--- Start Rows ---
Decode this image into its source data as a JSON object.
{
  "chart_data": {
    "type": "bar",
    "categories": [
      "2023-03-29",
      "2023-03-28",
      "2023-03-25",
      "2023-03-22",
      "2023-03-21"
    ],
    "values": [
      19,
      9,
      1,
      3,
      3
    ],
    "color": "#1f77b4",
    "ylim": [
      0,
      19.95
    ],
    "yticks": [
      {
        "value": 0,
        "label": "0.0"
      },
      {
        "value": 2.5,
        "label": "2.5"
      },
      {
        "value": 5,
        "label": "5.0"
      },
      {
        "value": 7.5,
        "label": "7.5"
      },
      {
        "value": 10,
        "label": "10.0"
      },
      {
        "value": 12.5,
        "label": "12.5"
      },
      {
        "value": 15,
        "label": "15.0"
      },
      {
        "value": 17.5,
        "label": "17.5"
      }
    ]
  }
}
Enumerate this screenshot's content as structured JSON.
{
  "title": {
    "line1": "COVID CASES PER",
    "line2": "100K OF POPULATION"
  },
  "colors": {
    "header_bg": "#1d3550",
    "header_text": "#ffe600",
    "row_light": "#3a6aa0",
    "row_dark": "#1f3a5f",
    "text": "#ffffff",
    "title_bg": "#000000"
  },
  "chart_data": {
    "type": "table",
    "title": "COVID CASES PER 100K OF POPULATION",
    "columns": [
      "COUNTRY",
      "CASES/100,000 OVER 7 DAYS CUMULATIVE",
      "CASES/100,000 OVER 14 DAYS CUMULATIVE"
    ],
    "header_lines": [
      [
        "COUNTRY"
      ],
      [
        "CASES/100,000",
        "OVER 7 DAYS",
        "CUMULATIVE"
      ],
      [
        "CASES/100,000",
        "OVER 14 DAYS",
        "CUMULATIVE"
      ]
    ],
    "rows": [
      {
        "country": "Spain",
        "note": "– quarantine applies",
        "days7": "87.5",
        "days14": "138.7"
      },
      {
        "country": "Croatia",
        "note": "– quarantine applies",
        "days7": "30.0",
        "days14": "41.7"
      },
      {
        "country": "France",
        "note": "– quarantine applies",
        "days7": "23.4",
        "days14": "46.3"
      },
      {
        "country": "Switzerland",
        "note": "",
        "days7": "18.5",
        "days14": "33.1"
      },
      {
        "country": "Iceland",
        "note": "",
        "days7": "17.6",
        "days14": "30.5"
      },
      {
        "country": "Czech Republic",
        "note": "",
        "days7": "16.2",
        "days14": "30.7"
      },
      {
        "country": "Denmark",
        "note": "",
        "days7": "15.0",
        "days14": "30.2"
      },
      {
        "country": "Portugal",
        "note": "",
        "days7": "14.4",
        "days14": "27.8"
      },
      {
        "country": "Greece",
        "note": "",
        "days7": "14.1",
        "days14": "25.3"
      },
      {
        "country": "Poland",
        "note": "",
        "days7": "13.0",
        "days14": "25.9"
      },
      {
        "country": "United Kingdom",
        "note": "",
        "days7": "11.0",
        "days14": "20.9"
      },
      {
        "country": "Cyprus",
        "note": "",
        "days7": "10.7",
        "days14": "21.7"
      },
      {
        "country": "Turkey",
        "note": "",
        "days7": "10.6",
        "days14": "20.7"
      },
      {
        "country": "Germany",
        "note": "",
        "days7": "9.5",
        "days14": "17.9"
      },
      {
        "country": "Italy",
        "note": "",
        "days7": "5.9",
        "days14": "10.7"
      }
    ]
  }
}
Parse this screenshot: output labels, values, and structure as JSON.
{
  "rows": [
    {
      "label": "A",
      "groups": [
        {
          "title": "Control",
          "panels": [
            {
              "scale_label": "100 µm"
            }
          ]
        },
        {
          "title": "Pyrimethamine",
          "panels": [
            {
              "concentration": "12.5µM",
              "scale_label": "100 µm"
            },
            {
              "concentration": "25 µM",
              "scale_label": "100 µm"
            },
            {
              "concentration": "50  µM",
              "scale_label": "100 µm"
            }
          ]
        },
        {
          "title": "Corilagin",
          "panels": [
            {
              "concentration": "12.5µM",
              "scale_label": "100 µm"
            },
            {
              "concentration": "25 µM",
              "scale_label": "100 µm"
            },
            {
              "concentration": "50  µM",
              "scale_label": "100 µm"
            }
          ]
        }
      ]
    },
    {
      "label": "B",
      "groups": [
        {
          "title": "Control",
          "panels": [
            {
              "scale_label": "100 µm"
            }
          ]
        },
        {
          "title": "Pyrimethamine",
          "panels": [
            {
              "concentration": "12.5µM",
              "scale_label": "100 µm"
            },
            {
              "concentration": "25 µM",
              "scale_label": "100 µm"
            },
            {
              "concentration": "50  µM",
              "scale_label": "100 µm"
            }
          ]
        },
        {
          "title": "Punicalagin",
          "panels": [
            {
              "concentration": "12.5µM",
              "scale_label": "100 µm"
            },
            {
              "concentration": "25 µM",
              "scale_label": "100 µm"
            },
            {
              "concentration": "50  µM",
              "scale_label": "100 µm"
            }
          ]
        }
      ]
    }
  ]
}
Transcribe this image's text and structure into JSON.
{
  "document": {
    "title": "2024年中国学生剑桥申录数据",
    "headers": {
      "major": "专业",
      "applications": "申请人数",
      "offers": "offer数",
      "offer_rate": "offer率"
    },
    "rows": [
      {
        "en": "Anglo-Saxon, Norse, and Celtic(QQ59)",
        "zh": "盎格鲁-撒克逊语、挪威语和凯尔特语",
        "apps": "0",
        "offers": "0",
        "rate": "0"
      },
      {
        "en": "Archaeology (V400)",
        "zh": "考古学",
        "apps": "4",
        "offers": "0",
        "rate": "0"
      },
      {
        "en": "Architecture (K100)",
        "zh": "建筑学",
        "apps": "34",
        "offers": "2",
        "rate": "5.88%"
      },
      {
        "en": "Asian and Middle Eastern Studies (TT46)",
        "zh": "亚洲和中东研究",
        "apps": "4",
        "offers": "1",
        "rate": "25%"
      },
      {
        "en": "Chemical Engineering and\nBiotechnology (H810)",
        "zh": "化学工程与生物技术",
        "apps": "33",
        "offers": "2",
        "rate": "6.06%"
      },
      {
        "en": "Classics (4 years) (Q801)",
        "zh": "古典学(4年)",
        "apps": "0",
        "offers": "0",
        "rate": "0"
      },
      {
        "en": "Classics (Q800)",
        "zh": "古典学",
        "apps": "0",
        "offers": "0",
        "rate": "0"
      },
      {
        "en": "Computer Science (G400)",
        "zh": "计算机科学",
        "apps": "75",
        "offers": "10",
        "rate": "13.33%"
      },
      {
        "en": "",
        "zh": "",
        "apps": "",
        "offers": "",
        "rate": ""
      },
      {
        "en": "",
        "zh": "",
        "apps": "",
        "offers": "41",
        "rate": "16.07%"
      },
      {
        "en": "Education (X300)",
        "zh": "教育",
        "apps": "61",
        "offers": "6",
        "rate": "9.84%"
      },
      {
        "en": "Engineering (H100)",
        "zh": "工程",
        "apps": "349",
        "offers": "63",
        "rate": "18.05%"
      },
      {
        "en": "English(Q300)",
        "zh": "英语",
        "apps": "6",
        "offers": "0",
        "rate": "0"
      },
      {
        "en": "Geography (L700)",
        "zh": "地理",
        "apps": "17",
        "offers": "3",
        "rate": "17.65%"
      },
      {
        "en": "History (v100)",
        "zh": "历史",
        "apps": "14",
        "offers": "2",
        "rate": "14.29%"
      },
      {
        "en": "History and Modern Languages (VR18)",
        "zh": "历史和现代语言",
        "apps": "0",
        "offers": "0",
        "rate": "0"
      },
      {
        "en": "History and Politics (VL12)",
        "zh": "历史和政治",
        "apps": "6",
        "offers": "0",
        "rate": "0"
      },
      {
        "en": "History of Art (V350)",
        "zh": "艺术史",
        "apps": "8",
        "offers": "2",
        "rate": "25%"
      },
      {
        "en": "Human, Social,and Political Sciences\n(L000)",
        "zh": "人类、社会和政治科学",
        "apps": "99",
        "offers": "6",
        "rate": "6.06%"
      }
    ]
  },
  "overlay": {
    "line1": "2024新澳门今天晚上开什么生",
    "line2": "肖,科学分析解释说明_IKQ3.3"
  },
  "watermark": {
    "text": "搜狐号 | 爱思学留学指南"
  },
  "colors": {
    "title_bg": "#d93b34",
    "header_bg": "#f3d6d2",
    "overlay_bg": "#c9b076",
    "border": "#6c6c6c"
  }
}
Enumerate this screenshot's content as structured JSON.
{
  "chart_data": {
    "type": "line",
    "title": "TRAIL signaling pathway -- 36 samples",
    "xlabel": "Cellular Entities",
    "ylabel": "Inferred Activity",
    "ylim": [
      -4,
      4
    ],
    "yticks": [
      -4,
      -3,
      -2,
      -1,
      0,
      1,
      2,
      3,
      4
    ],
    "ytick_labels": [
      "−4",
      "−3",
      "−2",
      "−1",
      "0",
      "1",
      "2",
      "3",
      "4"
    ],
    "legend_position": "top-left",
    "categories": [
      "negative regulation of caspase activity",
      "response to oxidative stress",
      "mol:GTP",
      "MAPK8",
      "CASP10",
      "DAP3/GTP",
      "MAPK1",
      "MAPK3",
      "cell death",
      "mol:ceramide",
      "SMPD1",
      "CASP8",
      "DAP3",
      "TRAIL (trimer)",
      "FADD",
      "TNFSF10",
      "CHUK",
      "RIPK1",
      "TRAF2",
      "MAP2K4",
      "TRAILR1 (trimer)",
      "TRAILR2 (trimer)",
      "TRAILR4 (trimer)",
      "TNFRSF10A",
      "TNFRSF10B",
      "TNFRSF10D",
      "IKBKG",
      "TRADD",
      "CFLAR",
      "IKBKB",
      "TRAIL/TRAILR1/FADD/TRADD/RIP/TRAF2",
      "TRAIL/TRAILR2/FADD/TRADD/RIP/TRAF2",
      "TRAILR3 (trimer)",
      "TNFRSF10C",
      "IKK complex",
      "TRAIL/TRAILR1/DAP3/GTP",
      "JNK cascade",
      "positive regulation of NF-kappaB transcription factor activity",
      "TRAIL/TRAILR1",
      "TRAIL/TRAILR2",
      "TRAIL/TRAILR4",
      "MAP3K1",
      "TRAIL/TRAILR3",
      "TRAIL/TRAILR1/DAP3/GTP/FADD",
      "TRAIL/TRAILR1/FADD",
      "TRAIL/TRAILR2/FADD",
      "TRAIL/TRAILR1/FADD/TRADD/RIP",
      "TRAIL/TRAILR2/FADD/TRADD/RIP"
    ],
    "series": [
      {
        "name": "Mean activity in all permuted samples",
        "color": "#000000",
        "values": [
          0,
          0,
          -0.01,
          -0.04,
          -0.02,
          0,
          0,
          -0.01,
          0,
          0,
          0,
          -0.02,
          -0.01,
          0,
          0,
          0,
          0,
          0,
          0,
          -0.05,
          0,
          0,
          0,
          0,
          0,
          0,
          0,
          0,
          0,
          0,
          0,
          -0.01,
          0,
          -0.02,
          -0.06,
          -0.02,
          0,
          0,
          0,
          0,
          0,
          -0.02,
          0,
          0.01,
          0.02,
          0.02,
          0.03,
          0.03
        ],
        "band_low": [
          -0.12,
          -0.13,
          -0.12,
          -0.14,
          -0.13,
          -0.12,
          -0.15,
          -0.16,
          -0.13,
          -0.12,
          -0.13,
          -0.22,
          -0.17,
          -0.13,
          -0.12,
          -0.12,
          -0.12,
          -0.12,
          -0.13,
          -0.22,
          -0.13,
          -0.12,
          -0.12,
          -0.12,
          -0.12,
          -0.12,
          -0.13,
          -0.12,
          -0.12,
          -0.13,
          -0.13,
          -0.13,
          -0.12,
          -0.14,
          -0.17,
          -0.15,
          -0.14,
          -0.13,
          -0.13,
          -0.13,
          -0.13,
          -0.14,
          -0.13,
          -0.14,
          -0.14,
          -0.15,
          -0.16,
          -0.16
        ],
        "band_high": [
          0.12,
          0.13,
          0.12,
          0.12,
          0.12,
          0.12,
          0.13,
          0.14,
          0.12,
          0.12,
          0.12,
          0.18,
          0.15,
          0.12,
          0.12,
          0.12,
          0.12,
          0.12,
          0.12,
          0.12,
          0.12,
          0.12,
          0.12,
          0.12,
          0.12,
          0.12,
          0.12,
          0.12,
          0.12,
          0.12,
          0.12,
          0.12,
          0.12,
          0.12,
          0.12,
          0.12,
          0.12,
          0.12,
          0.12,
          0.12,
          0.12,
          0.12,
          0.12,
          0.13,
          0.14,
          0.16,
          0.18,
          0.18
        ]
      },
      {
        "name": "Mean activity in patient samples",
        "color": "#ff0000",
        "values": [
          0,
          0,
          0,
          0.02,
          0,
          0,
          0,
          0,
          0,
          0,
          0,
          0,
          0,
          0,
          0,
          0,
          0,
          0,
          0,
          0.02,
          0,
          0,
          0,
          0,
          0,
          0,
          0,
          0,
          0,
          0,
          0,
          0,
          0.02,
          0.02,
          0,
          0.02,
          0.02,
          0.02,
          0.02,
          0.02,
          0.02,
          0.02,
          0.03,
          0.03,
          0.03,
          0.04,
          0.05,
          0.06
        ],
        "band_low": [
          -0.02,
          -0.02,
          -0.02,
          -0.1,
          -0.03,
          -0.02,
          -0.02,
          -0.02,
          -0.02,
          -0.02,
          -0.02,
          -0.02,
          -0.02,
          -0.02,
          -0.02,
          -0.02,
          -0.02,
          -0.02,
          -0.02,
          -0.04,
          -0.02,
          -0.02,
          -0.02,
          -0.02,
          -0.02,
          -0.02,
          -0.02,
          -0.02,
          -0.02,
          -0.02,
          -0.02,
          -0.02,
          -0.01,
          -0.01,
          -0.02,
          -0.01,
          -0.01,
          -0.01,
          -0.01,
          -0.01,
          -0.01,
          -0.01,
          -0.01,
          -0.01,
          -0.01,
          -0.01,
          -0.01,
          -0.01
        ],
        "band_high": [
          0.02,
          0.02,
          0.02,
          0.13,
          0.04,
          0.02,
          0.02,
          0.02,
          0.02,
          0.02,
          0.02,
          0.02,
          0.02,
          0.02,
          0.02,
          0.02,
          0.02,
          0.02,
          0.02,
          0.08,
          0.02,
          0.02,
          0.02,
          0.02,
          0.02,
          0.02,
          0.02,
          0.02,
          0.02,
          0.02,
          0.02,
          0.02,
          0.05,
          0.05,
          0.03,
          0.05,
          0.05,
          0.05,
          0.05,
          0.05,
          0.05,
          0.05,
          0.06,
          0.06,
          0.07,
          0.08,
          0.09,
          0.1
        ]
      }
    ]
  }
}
--- End Rows ---
* _What is needed_
Pick out every line above that contains the word "POPULATION" and copy it.

* _Exercise result_
    "line2": "100K OF POPULATION"
    "title": "COVID CASES PER 100K OF POPULATION",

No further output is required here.